Select and reproduce each line of the listing below that bears the string "luglio".

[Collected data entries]

··········

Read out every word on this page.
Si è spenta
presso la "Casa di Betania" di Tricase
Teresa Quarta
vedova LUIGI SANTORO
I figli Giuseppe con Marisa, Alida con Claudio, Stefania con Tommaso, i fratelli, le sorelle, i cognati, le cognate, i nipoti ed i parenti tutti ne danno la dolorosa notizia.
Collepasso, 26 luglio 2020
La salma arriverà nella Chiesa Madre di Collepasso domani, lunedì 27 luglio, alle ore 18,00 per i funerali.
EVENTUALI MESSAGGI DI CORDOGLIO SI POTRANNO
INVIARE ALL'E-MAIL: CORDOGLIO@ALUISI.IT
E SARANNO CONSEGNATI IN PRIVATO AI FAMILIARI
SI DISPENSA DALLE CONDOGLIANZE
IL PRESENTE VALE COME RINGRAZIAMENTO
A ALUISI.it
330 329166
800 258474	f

··········

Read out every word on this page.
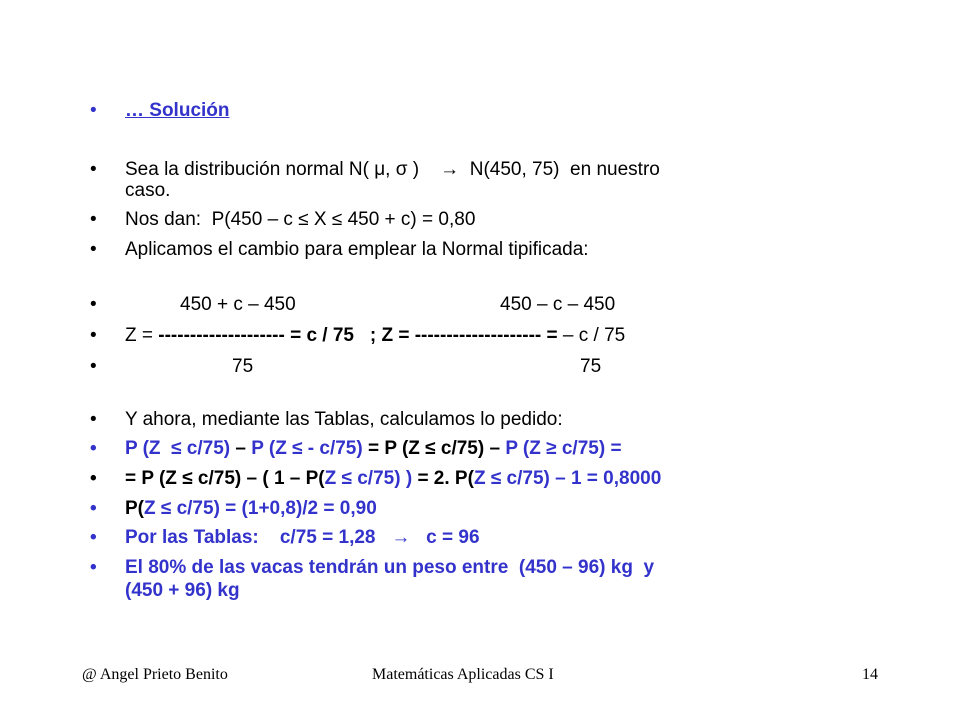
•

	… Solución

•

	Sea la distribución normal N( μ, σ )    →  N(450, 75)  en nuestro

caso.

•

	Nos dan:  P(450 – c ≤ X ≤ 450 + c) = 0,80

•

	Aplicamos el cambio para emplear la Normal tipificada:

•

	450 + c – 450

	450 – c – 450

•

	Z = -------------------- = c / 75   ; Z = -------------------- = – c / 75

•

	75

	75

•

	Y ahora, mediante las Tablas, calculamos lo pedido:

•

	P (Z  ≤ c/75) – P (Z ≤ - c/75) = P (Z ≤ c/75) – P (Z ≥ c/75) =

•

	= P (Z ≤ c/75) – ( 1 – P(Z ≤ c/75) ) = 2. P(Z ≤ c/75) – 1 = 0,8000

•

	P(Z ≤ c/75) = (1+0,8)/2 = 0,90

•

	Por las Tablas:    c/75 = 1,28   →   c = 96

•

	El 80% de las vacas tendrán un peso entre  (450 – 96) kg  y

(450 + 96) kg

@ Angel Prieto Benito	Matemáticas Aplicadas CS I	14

··········

_COMPLETED EXERCISE:_
Collepasso, 26 luglio 2020
La salma arriverà nella Chiesa Madre di Collepasso domani, lunedì 27 luglio, alle ore 18,00 per i funerali.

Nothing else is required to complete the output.